**To be done:** In the lines below, find how many contain the word "color" and report that figure alone.
Information shown start
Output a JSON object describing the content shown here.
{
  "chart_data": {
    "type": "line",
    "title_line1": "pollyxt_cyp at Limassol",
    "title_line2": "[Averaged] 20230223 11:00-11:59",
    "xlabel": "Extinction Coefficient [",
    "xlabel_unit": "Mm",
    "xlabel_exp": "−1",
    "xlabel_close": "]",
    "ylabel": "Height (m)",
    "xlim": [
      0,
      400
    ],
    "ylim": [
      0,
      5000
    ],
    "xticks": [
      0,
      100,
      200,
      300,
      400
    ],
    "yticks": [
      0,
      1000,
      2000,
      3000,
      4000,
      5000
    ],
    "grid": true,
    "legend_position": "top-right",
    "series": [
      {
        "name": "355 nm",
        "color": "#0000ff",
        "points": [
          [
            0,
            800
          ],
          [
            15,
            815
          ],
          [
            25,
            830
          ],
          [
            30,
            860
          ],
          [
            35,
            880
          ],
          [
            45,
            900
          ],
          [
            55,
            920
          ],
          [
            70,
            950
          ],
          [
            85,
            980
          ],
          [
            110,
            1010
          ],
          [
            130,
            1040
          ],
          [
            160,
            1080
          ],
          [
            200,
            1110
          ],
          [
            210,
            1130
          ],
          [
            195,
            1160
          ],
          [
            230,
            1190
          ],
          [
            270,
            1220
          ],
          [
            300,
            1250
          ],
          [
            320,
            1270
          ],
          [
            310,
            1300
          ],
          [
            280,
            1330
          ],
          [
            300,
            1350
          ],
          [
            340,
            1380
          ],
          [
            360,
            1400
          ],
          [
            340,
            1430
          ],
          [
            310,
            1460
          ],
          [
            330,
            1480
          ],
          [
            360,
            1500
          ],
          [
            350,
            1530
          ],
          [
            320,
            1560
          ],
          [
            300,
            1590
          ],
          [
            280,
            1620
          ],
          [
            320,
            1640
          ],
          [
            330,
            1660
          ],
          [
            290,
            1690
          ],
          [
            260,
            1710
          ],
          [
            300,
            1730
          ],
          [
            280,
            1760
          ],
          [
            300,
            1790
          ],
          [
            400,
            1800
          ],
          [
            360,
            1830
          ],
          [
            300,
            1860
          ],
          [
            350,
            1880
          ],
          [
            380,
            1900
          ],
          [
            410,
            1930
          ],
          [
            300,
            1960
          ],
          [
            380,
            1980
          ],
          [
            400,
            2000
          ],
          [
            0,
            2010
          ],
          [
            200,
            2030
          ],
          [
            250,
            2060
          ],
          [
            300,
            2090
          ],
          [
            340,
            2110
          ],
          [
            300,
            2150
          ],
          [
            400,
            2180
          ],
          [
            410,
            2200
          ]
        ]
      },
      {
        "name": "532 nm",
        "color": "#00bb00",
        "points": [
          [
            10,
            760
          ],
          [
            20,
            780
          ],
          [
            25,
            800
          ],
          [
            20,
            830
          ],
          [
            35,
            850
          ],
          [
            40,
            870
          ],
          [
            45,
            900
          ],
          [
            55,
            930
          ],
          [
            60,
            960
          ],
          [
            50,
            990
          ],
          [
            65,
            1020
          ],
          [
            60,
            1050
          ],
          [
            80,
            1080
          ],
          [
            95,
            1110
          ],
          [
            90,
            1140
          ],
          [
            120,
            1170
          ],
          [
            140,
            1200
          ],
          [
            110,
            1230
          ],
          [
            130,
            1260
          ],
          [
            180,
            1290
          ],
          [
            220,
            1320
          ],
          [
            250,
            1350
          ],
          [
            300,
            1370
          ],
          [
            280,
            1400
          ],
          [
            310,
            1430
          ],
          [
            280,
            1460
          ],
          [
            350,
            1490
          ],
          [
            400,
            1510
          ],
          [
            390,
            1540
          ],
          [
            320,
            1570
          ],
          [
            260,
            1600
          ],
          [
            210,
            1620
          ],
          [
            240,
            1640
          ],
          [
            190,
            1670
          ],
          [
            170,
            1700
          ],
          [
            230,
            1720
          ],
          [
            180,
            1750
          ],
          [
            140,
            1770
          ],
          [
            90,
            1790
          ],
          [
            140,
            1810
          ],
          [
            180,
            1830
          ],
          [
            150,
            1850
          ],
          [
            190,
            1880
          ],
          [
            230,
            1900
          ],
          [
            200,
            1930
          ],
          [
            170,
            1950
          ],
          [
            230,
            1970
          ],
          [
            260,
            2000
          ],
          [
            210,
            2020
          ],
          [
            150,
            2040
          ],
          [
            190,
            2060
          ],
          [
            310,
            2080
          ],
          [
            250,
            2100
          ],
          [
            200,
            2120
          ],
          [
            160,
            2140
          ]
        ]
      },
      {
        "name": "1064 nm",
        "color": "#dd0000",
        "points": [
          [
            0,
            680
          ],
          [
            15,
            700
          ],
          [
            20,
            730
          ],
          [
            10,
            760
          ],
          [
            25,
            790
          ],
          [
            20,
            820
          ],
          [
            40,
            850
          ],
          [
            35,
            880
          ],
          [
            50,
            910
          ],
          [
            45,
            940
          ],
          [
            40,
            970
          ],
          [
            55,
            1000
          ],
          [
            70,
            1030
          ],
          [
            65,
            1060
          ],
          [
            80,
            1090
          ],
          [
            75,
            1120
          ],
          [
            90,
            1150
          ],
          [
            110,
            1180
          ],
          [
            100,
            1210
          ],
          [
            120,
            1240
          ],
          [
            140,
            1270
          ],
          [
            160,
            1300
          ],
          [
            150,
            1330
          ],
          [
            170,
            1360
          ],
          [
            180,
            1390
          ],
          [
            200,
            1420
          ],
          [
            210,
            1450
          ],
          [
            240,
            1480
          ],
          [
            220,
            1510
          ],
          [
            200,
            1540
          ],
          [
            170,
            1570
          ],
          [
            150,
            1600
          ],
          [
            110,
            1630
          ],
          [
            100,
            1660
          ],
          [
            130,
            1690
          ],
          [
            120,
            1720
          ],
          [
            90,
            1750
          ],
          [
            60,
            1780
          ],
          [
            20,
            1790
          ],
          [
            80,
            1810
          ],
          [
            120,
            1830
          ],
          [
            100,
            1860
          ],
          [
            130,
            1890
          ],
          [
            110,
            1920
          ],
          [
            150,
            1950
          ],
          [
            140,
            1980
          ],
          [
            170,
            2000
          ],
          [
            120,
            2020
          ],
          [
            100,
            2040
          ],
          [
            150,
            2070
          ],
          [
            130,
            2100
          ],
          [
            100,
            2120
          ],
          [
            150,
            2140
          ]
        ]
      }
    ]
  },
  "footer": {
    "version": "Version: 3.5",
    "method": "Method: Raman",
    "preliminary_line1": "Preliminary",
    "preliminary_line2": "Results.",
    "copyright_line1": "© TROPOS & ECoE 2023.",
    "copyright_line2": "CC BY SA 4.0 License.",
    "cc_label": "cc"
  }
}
Information shown end
**Final result:** 3